#### Given data
═══
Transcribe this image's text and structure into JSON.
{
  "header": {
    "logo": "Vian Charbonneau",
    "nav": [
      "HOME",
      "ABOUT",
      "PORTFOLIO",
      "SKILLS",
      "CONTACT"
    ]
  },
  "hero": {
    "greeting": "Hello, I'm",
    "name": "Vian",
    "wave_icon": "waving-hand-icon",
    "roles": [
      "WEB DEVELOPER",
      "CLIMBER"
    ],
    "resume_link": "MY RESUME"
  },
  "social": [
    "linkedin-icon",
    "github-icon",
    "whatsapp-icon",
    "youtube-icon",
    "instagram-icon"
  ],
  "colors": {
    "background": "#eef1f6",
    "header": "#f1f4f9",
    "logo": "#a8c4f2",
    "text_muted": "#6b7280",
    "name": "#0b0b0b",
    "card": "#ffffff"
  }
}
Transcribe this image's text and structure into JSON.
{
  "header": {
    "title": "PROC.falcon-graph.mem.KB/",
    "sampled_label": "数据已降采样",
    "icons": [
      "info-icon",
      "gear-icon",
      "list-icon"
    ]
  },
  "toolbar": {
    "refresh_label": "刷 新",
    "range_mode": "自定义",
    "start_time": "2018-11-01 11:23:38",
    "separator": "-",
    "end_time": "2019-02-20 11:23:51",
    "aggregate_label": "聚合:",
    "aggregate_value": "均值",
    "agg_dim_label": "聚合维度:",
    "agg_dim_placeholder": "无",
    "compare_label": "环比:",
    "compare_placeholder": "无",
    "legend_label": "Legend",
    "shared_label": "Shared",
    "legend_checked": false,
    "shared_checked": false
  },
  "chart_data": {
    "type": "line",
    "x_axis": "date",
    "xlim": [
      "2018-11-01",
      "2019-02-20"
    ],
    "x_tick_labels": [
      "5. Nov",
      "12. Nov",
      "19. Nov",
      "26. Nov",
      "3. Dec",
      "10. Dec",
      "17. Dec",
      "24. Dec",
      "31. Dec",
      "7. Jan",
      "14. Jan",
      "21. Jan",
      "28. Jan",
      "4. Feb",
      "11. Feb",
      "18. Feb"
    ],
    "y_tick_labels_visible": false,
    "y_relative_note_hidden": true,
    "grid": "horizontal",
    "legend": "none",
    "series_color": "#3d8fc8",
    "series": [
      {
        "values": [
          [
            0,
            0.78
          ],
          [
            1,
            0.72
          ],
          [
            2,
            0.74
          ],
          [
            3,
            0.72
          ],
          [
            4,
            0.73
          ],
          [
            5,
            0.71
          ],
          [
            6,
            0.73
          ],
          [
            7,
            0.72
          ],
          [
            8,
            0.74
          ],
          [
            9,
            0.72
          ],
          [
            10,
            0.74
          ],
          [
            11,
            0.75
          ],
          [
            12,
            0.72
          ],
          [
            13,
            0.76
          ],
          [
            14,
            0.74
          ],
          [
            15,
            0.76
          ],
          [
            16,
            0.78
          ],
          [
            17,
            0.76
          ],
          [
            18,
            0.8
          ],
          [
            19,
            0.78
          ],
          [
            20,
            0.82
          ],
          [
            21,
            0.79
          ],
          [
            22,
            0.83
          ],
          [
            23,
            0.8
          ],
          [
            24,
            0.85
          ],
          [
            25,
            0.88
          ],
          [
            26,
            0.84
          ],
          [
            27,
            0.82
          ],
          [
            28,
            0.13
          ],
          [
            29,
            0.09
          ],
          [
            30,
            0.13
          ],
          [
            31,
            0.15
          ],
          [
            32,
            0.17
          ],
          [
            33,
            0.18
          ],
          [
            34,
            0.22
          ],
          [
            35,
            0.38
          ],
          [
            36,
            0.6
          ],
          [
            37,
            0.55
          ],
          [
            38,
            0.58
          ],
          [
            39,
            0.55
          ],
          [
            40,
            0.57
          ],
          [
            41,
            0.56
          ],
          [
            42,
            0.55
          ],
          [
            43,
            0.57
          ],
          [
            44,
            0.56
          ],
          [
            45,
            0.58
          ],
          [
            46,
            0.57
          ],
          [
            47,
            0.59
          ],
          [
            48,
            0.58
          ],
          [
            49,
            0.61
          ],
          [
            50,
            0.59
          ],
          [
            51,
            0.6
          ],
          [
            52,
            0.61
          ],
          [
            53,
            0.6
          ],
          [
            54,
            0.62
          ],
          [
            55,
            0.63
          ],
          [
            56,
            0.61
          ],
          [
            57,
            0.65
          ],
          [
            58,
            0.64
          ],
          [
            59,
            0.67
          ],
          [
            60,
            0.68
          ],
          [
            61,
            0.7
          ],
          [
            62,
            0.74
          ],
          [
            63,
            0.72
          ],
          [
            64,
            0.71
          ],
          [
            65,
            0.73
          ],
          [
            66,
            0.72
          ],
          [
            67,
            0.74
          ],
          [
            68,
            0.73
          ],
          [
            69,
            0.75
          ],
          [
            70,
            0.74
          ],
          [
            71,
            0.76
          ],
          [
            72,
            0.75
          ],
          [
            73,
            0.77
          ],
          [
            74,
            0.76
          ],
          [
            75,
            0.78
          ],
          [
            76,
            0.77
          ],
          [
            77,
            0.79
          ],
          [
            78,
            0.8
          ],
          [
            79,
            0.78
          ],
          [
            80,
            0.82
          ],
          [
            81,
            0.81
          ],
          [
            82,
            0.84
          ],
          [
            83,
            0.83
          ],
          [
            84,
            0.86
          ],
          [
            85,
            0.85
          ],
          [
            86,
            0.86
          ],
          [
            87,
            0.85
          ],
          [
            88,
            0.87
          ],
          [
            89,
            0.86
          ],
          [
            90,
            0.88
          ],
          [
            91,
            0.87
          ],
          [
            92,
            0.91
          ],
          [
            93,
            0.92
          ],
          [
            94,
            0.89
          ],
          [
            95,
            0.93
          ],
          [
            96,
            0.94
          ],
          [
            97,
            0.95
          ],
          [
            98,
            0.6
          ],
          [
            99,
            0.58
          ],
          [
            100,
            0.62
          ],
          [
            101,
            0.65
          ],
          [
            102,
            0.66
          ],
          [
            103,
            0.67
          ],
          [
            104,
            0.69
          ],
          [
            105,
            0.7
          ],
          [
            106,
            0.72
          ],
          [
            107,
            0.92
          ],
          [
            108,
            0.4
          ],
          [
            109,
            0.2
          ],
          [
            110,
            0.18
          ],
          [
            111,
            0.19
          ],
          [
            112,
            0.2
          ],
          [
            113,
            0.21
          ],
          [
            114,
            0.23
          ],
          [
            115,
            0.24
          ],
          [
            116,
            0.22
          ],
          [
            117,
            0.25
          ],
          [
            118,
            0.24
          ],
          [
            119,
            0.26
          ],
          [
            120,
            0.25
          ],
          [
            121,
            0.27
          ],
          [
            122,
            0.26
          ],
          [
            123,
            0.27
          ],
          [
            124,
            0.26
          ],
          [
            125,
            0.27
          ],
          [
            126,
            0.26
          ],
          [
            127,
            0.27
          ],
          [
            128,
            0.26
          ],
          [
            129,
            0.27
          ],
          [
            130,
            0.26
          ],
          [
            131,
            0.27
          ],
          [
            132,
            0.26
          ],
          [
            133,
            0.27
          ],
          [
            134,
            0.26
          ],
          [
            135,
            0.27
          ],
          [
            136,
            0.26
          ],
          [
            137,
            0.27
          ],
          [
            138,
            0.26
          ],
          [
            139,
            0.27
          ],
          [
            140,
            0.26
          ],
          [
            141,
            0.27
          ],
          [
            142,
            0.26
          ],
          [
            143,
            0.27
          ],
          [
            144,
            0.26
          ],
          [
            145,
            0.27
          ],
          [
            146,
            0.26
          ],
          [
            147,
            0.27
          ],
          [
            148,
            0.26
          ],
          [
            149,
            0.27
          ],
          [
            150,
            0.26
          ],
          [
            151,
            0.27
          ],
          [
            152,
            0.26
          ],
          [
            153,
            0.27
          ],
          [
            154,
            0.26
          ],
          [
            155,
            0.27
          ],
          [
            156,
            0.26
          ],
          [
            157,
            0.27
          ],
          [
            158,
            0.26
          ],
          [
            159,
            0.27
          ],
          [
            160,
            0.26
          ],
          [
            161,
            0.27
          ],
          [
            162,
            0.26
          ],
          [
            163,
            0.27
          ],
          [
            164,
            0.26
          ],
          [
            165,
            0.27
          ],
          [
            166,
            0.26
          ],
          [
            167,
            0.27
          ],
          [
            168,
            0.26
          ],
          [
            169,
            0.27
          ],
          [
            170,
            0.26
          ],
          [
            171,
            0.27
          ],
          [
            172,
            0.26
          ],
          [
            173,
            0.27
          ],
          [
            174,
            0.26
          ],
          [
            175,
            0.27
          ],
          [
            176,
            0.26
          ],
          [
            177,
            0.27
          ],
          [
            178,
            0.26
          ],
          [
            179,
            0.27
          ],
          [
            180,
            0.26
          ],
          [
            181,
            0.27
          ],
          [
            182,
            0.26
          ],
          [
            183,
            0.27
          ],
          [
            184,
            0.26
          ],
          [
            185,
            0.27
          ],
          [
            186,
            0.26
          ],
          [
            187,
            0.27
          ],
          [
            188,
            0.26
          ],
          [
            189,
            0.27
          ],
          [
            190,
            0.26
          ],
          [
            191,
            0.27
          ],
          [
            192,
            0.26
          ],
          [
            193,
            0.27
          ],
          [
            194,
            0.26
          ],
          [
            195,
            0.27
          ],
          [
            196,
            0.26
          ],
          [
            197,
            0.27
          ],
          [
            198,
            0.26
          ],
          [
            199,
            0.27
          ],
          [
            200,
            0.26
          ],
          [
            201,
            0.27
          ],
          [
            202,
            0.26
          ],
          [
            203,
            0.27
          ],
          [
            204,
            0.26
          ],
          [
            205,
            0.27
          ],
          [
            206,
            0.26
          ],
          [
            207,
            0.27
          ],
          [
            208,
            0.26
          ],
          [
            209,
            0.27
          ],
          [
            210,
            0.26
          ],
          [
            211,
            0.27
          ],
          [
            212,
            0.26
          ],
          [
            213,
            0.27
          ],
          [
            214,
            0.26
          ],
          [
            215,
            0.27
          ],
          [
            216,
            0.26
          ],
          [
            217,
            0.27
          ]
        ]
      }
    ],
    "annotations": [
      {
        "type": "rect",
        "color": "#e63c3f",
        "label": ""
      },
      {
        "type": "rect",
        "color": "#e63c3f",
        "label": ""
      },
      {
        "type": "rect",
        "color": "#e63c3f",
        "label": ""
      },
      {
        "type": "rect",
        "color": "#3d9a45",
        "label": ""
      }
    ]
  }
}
═══
#### Exercise instructions
Make a tally of the lines in this data that include the string "false", and answer with that tally alone.

#### The answer
3